**Task prompt**
Find every line in the records below that holds the word "提供业绩名单", and copy it out.

:::

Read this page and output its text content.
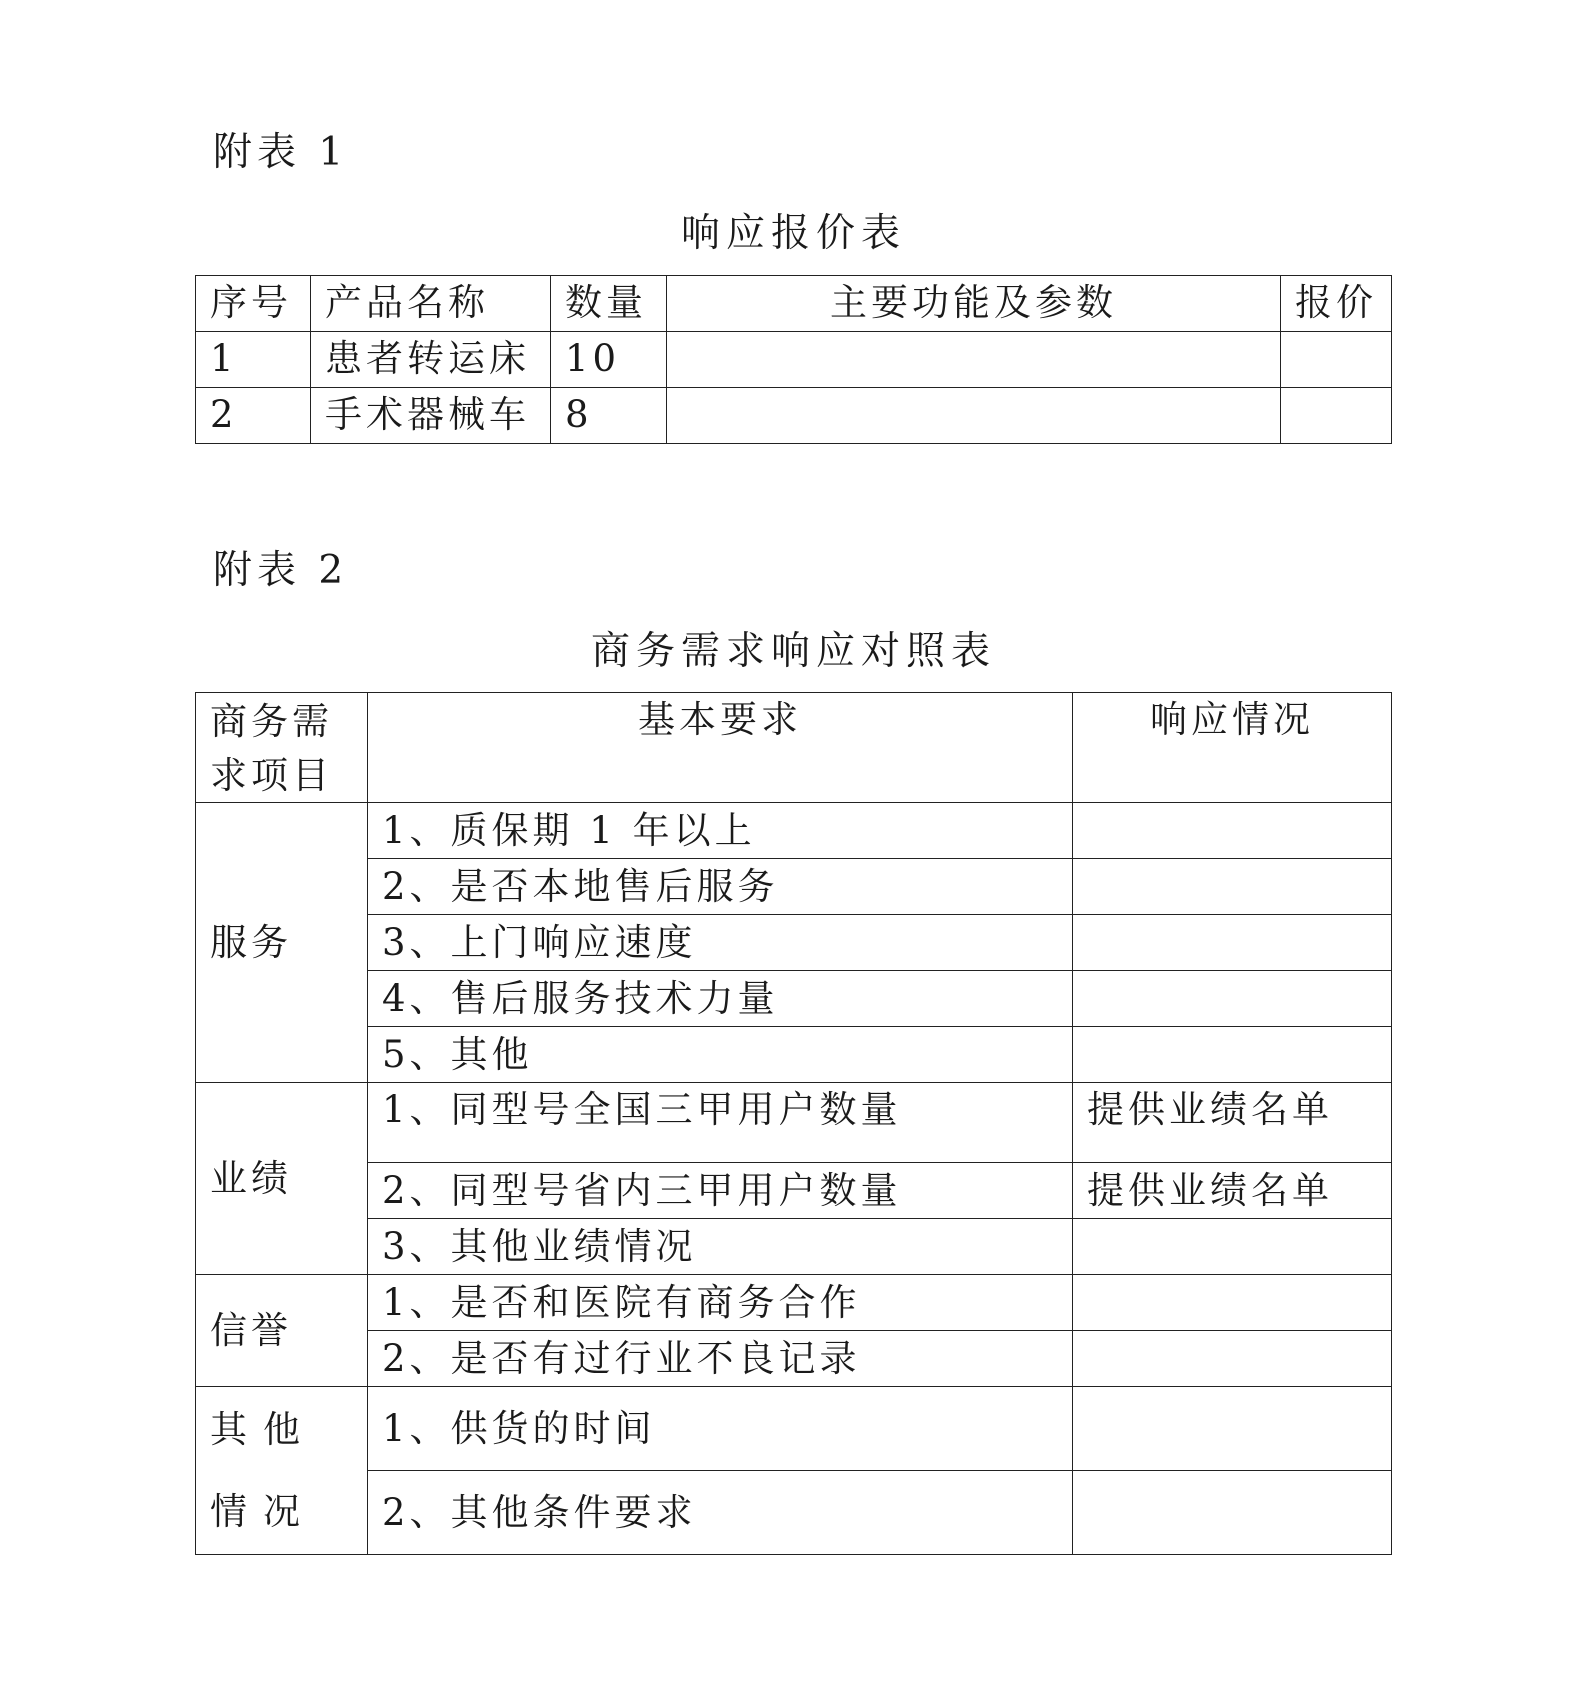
附表 1
响应报价表
序号	产品名称	数量	主要功能及参数	报价
1	患者转运床	10		
2	手术器械车	8		
附表 2
商务需求响应对照表
商务需求项目	基本要求	响应情况
服务	1、质保期 1 年以上	
	2、是否本地售后服务	
	3、上门响应速度	
	4、售后服务技术力量	
	5、其他	
业绩	1、同型号全国三甲用户数量	提供业绩名单
	2、同型号省内三甲用户数量	提供业绩名单
	3、其他业绩情况	
信誉	1、是否和医院有商务合作	
	2、是否有过行业不良记录	
其他情况	1、供货的时间	
	2、其他条件要求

:::

**Solution**
业绩	1、同型号全国三甲用户数量	提供业绩名单
	2、同型号省内三甲用户数量	提供业绩名单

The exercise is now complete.